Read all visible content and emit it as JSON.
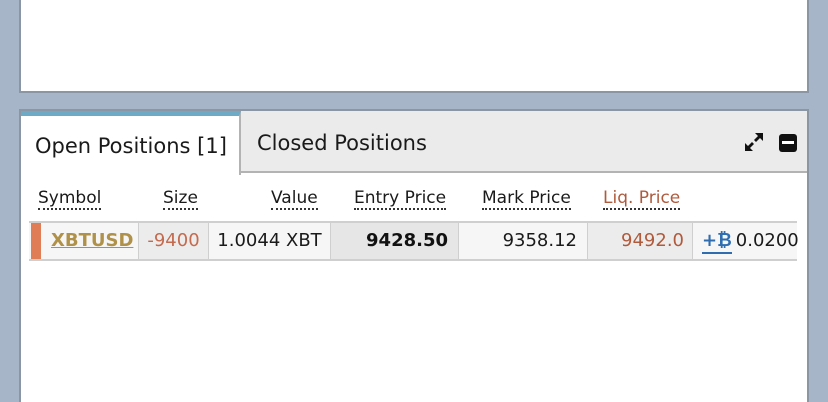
{
  "tabs": {
    "open_positions": "Open Positions [1]",
    "closed_positions": "Closed Positions"
  },
  "columns": {
    "symbol": "Symbol",
    "size": "Size",
    "value": "Value",
    "entry_price": "Entry Price",
    "mark_price": "Mark Price",
    "liq_price": "Liq. Price"
  },
  "position": {
    "symbol": "XBTUSD",
    "size": "-9400",
    "value": "1.0044 XBT",
    "entry_price": "9428.50",
    "mark_price": "9358.12",
    "liq_price": "9492.0",
    "margin_add_label": "+₿",
    "margin_value": "0.0200"
  },
  "icons": {
    "expand": "expand-icon",
    "minimize": "minimize-icon"
  },
  "colors": {
    "short_marker": "#e07c56",
    "active_tab_accent": "#6ea9c6",
    "symbol_link": "#b0914a",
    "negative": "#c46a4e",
    "liq_price": "#b05a3c",
    "margin_button": "#2f6db0"
  }
}
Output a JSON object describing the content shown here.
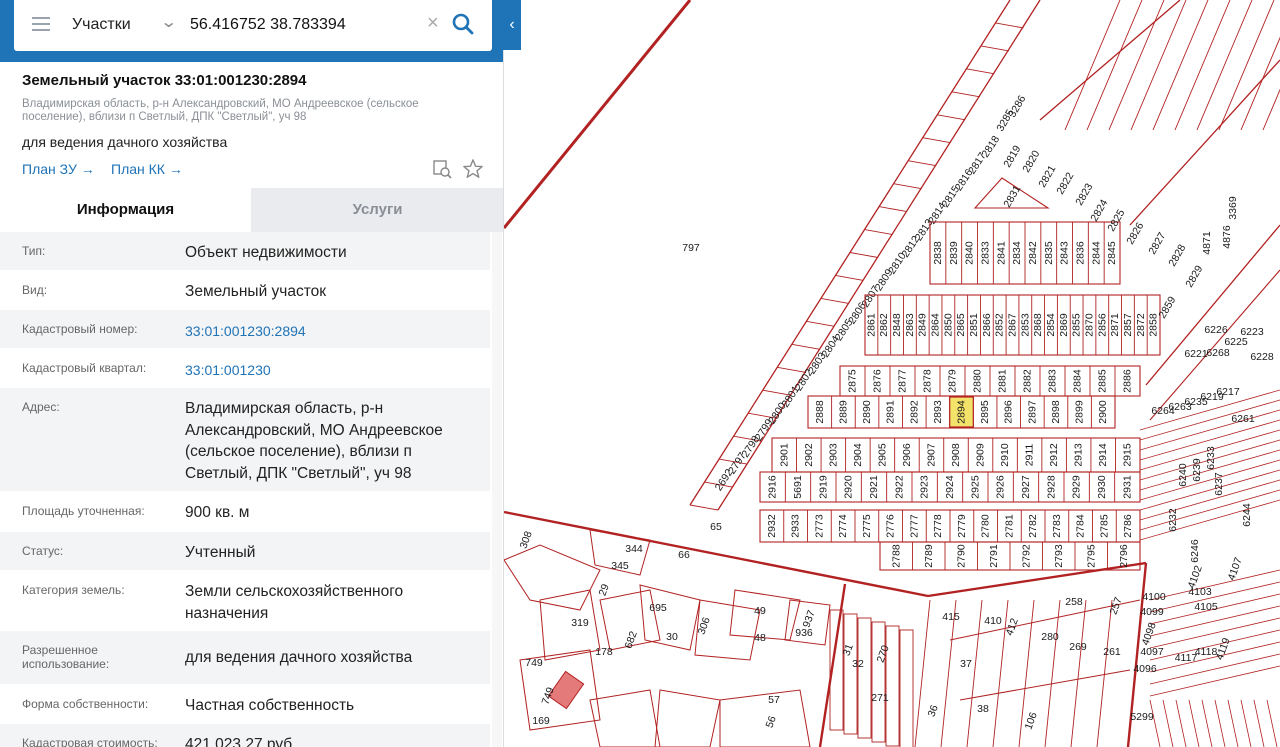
{
  "search": {
    "layer": "Участки",
    "query": "56.416752 38.783394"
  },
  "parcel": {
    "title": "Земельный участок 33:01:001230:2894",
    "address_short": "Владимирская область, р-н Александровский, МО Андреевское (сельское поселение), вблизи п Светлый, ДПК \"Светлый\", уч 98",
    "purpose": "для ведения дачного хозяйства",
    "plan_zu": "План ЗУ →",
    "plan_kk": "План КК →"
  },
  "tabs": {
    "info": "Информация",
    "services": "Услуги"
  },
  "info_rows": [
    {
      "label": "Тип:",
      "value": "Объект недвижимости"
    },
    {
      "label": "Вид:",
      "value": "Земельный участок"
    },
    {
      "label": "Кадастровый номер:",
      "value": "33:01:001230:2894"
    },
    {
      "label": "Кадастровый квартал:",
      "value": "33:01:001230"
    },
    {
      "label": "Адрес:",
      "value": "Владимирская область, р-н Александровский, МО Андреевское (сельское поселение), вблизи п Светлый, ДПК \"Светлый\", уч 98"
    },
    {
      "label": "Площадь уточненная:",
      "value": "900 кв. м"
    },
    {
      "label": "Статус:",
      "value": "Учтенный"
    },
    {
      "label": "Категория земель:",
      "value": "Земли сельскохозяйственного назначения"
    },
    {
      "label": "Разрешенное использование:",
      "value": "для ведения дачного хозяйства"
    },
    {
      "label": "Форма собственности:",
      "value": "Частная собственность"
    },
    {
      "label": "Кадастровая стоимость:",
      "value": "421 023,27 руб."
    }
  ],
  "map": {
    "line_color": "#b22222",
    "highlight_color": "#f3e36a",
    "selected_label": "2894",
    "block_rows": [
      [
        "2838",
        "2839",
        "2840",
        "2833",
        "2841",
        "2834",
        "2842",
        "2835",
        "2843",
        "2836",
        "2844",
        "2845"
      ],
      [
        "2861",
        "2862",
        "2848",
        "2863",
        "2849",
        "2864",
        "2850",
        "2865",
        "2851",
        "2866",
        "2852",
        "2867",
        "2853",
        "2868",
        "2854",
        "2869",
        "2855",
        "2870",
        "2856",
        "2871",
        "2857",
        "2872",
        "2858"
      ],
      [
        "2875",
        "2876",
        "2877",
        "2878",
        "2879",
        "2880",
        "2881",
        "2882",
        "2883",
        "2884",
        "2885",
        "2886"
      ],
      [
        "2888",
        "2889",
        "2890",
        "2891",
        "2892",
        "2893",
        "2894",
        "2895",
        "2896",
        "2897",
        "2898",
        "2899",
        "2900"
      ],
      [
        "2901",
        "2902",
        "2903",
        "2904",
        "2905",
        "2906",
        "2907",
        "2908",
        "2909",
        "2910",
        "2911",
        "2912",
        "2913",
        "2914",
        "2915"
      ],
      [
        "2916",
        "5691",
        "2919",
        "2920",
        "2921",
        "2922",
        "2923",
        "2924",
        "2925",
        "2926",
        "2927",
        "2928",
        "2929",
        "2930",
        "2931"
      ],
      [
        "2932",
        "2933",
        "2773",
        "2774",
        "2775",
        "2776",
        "2777",
        "2778",
        "2779",
        "2780",
        "2781",
        "2782",
        "2783",
        "2784",
        "2785",
        "2786"
      ],
      [
        "2788",
        "2789",
        "2790",
        "2791",
        "2792",
        "2793",
        "2795",
        "2796"
      ]
    ],
    "diagonal_labels": [
      "2818",
      "2817",
      "2816",
      "2815",
      "2814",
      "2813",
      "2812",
      "2810",
      "2809",
      "2807",
      "2806",
      "2805",
      "2804",
      "2803",
      "2802",
      "2801",
      "2800",
      "2799",
      "2798",
      "2797",
      "2692"
    ],
    "top_labels": [
      "2831",
      "2819",
      "2820",
      "2821",
      "2822",
      "2823",
      "2824",
      "2825",
      "2826",
      "2827",
      "2828",
      "2829",
      "2859",
      "3286",
      "3285"
    ],
    "right_labels": [
      "6226",
      "6221",
      "6268",
      "6225",
      "6223",
      "6228",
      "6264",
      "6263",
      "6235",
      "6219",
      "6217",
      "6261",
      "6240",
      "6239",
      "6233",
      "6237",
      "6232",
      "6246",
      "6244",
      "4876",
      "3369",
      "4871"
    ],
    "bottom_labels": [
      "797",
      "308",
      "344",
      "345",
      "29",
      "319",
      "178",
      "682",
      "695",
      "30",
      "306",
      "49",
      "48",
      "937",
      "936",
      "749",
      "749",
      "169",
      "57",
      "56",
      "65",
      "66",
      "31",
      "32",
      "271",
      "270",
      "415",
      "410",
      "412",
      "280",
      "258",
      "257",
      "269",
      "261",
      "36",
      "37",
      "38",
      "106",
      "4100",
      "4099",
      "4098",
      "4097",
      "4096",
      "4102",
      "4103",
      "4105",
      "4107",
      "4117",
      "4118",
      "4119",
      "5299"
    ]
  }
}
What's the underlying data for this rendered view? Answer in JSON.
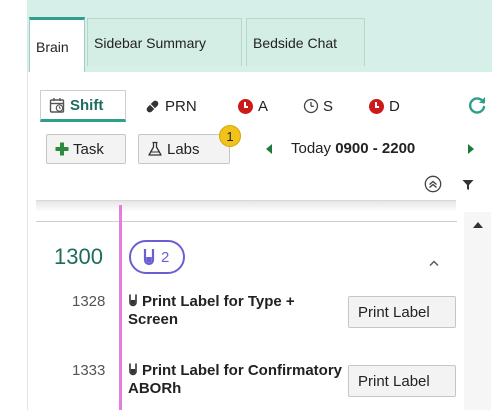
{
  "tabs": [
    {
      "label": "Brain",
      "active": true
    },
    {
      "label": "Sidebar Summary",
      "active": false
    },
    {
      "label": "Bedside Chat",
      "active": false
    }
  ],
  "filters": {
    "shift": "Shift",
    "prn": "PRN",
    "a": "A",
    "s": "S",
    "d": "D"
  },
  "actions": {
    "task_label": "Task",
    "labs_label": "Labs",
    "labs_badge": "1",
    "today": "Today",
    "time_range": "0900 - 2200"
  },
  "timeline": {
    "group_time": "1300",
    "group_lab_count": "2",
    "tasks": [
      {
        "time": "1328",
        "label": "Print Label for Type + Screen",
        "button": "Print Label"
      },
      {
        "time": "1333",
        "label": "Print Label for Confirmatory ABORh",
        "button": "Print Label"
      }
    ]
  },
  "colors": {
    "accent": "#2e9f8a",
    "tab_bg": "#d6efe8",
    "timeline_bar": "#e57de0",
    "lab_purple": "#6a5fd0",
    "alert_red": "#cc1a1a",
    "badge_yellow": "#f2c21a"
  },
  "icons": {
    "shift": "calendar-clock-icon",
    "prn": "pill-icon",
    "a": "red-clock-icon",
    "s": "clock-icon",
    "d": "red-clock-icon",
    "refresh": "refresh-icon",
    "task": "plus-icon",
    "labs": "flask-icon",
    "collapse": "double-chevron-up-icon",
    "filter": "funnel-icon",
    "lab_group": "test-tube-icon"
  }
}
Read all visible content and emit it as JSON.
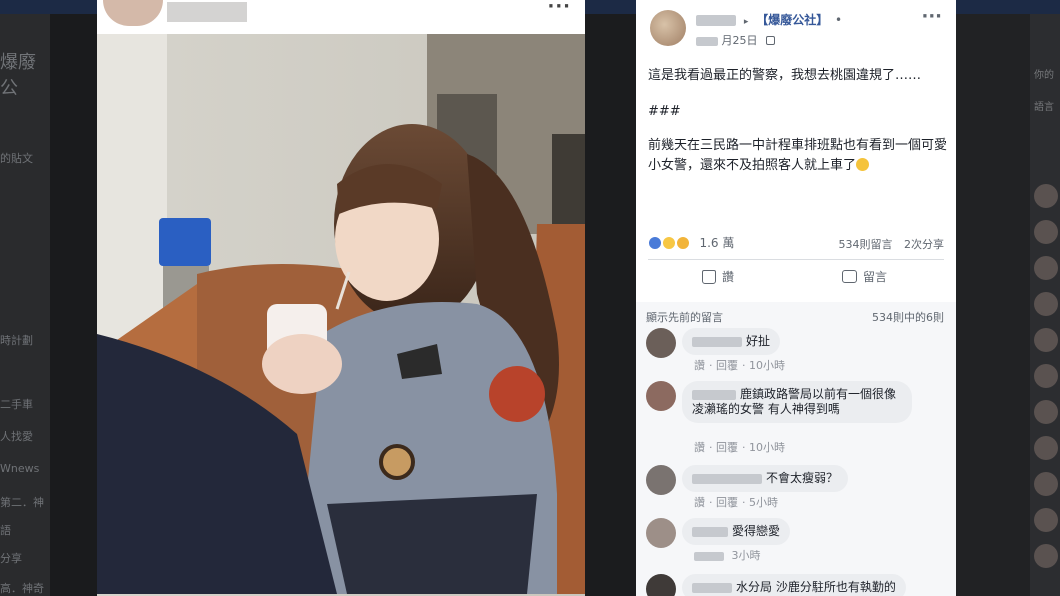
{
  "background": {
    "left_title": "爆廢公",
    "left_items": [
      "的貼文",
      "時計劃",
      "二手車",
      "人找愛",
      "Wnews",
      "第二．神",
      "語",
      "分享",
      "高．神奇"
    ],
    "right_items": [
      "你的",
      "語言"
    ]
  },
  "photo_panel": {
    "more_label": "···"
  },
  "post": {
    "group_name": "【爆廢公社】",
    "author_separator": "▸",
    "group_dot": "•",
    "date": "月25日",
    "more_label": "···",
    "body_line1": "這是我看過最正的警察，我想去桃園違規了……",
    "separator": "###",
    "body_line2": "前幾天在三民路一中計程車排班點也有看到一個可愛小女警，還來不及拍照客人就上車了",
    "reaction_count": "1.6 萬",
    "comment_count": "534則留言",
    "share_count": "2次分享",
    "like_label": "讚",
    "comment_label": "留言"
  },
  "comments_section": {
    "header": "顯示先前的留言",
    "count": "534則中的6則",
    "items": [
      {
        "text": "好扯",
        "like": "讚",
        "reply": "回覆",
        "time": "10小時"
      },
      {
        "text": "鹿鎮政路警局以前有一個很像凌瀨瑤的女警 有人神得到嗎",
        "like": "讚",
        "reply": "回覆",
        "time": "10小時"
      },
      {
        "text": "不會太瘦弱？",
        "like": "讚",
        "reply": "回覆",
        "time": "5小時"
      },
      {
        "text": "愛得戀愛",
        "like": "",
        "reply": "",
        "time": "3小時"
      },
      {
        "text": "水分局 沙鹿分駐所也有執勤的",
        "like": "",
        "reply": "",
        "time": ""
      }
    ]
  }
}
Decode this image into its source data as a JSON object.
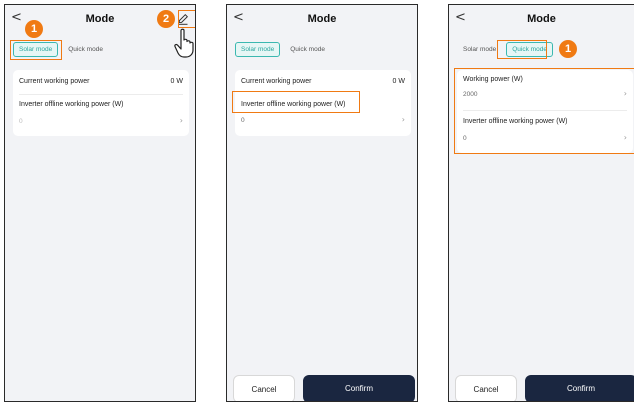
{
  "screen1": {
    "back": "<",
    "title": "Mode",
    "tabs": [
      "Solar mode",
      "Quick mode"
    ],
    "rows": [
      {
        "label": "Current working power",
        "value": "0 W"
      },
      {
        "label": "Inverter offline working power (W)",
        "value": "0"
      }
    ],
    "badges": [
      "1",
      "2"
    ]
  },
  "screen2": {
    "back": "<",
    "title": "Mode",
    "tabs": [
      "Solar mode",
      "Quick mode"
    ],
    "rows": [
      {
        "label": "Current working power",
        "value": "0 W"
      },
      {
        "label": "Inverter offline working power (W)",
        "value": "0"
      }
    ],
    "cancel": "Cancel",
    "confirm": "Confirm"
  },
  "screen3": {
    "back": "<",
    "title": "Mode",
    "tabs": [
      "Solar mode",
      "Quick mode"
    ],
    "rows": [
      {
        "label": "Working power (W)",
        "value": "2000"
      },
      {
        "label": "Inverter offline working power (W)",
        "value": "0"
      }
    ],
    "badge": "1",
    "cancel": "Cancel",
    "confirm": "Confirm"
  },
  "colors": {
    "highlight": "#f07a13",
    "tab_active": "#3bb8b0",
    "confirm_bg": "#1a2640"
  },
  "icons": [
    "chevron-left-icon",
    "edit-pencil-icon",
    "hand-pointer-icon",
    "chevron-right-icon"
  ]
}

########

**GIVEN INSTRUCTION:** Copy every line of the records above that holds the word "shift".

**RESULT OF THE EXERCISE:**
    "shift": "Shift",
    "shift": "calendar-clock-icon",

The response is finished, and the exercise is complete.